Given problem ::
Transcribe all the records exactly and omit any images they hold.

☆ ☆ ☆

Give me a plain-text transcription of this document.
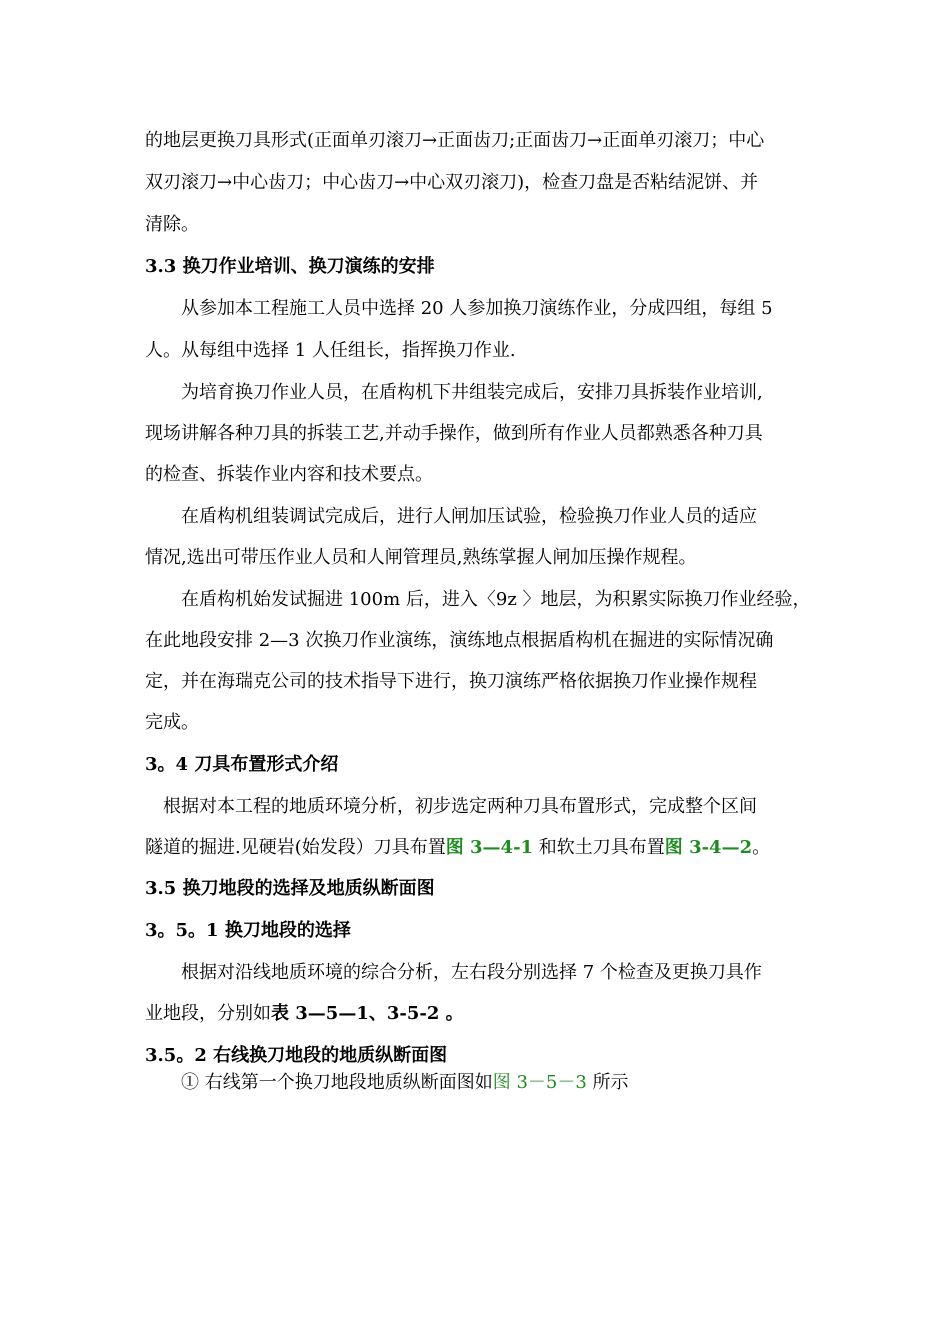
的地层更换刀具形式(正面单刃滚刀→正面齿刀;正面齿刀→正面单刃滚刀；中心
双刃滚刀→中心齿刀；中心齿刀→中心双刃滚刀)，检查刀盘是否粘结泥饼、并
清除。
3.3 换刀作业培训、换刀演练的安排
从参加本工程施工人员中选择 20 人参加换刀演练作业，分成四组，每组 5
人。从每组中选择 1 人任组长，指挥换刀作业.
为培育换刀作业人员，在盾构机下井组装完成后，安排刀具拆装作业培训,
现场讲解各种刀具的拆装工艺,并动手操作，做到所有作业人员都熟悉各种刀具
的检查、拆装作业内容和技术要点。
在盾构机组装调试完成后，进行人闸加压试验，检验换刀作业人员的适应
情况,选出可带压作业人员和人闸管理员,熟练掌握人闸加压操作规程。
在盾构机始发试掘进 100m 后，进入〈9z 〉地层，为积累实际换刀作业经验，
在此地段安排 2—3 次换刀作业演练，演练地点根据盾构机在掘进的实际情况确
定，并在海瑞克公司的技术指导下进行，换刀演练严格依据换刀作业操作规程
完成。
3。4 刀具布置形式介绍
根据对本工程的地质环境分析，初步选定两种刀具布置形式，完成整个区间
隧道的掘进.见硬岩(始发段）刀具布置图 3—4-1 和软土刀具布置图 3-4—2。
3.5 换刀地段的选择及地质纵断面图
3。5。1 换刀地段的选择
根据对沿线地质环境的综合分析，左右段分别选择 7 个检查及更换刀具作
业地段，分别如表 3—5—1、3-5-2 。
3.5。2 右线换刀地段的地质纵断面图
① 右线第一个换刀地段地质纵断面图如图 3－5－3 所示
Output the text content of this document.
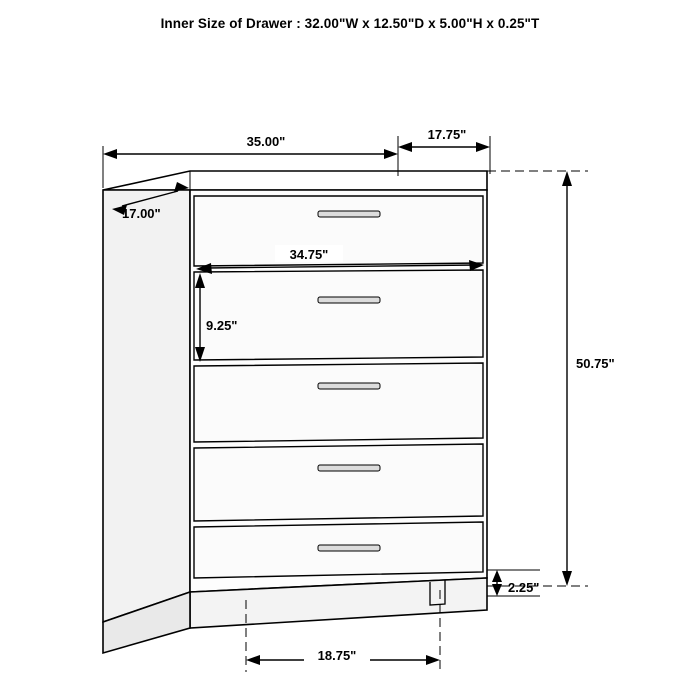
Inner Size of Drawer : 32.00"W x 12.50"D x 5.00"H x 0.25"T
35.00"	17.75"
17.00"
34.75"
9.25"
50.75"
2.25"
18.75"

☆ ☆ ☆

Output of the task ::
Give me a plain-text transcription of this document.
的地层更换刀具形式(正面单刃滚刀→正面齿刀;正面齿刀→正面单刃滚刀；中心
双刃滚刀→中心齿刀；中心齿刀→中心双刃滚刀)，检查刀盘是否粘结泥饼、并
清除。
3.3 换刀作业培训、换刀演练的安排
从参加本工程施工人员中选择 20 人参加换刀演练作业，分成四组，每组 5
人。从每组中选择 1 人任组长，指挥换刀作业.
为培育换刀作业人员，在盾构机下井组装完成后，安排刀具拆装作业培训,
现场讲解各种刀具的拆装工艺,并动手操作，做到所有作业人员都熟悉各种刀具
的检查、拆装作业内容和技术要点。
在盾构机组装调试完成后，进行人闸加压试验，检验换刀作业人员的适应
情况,选出可带压作业人员和人闸管理员,熟练掌握人闸加压操作规程。
在盾构机始发试掘进 100m 后，进入〈9z 〉地层，为积累实际换刀作业经验，
在此地段安排 2—3 次换刀作业演练，演练地点根据盾构机在掘进的实际情况确
定，并在海瑞克公司的技术指导下进行，换刀演练严格依据换刀作业操作规程
完成。
3。4 刀具布置形式介绍
根据对本工程的地质环境分析，初步选定两种刀具布置形式，完成整个区间
隧道的掘进.见硬岩(始发段）刀具布置图 3—4-1 和软土刀具布置图 3-4—2。
3.5 换刀地段的选择及地质纵断面图
3。5。1 换刀地段的选择
根据对沿线地质环境的综合分析，左右段分别选择 7 个检查及更换刀具作
业地段，分别如表 3—5—1、3-5-2 。
3.5。2 右线换刀地段的地质纵断面图
① 右线第一个换刀地段地质纵断面图如图 3－5－3 所示
Output the text content of this document.
Inner Size of Drawer : 32.00"W x 12.50"D x 5.00"H x 0.25"T
35.00"	17.75"
17.00"
34.75"
9.25"
50.75"
2.25"
18.75"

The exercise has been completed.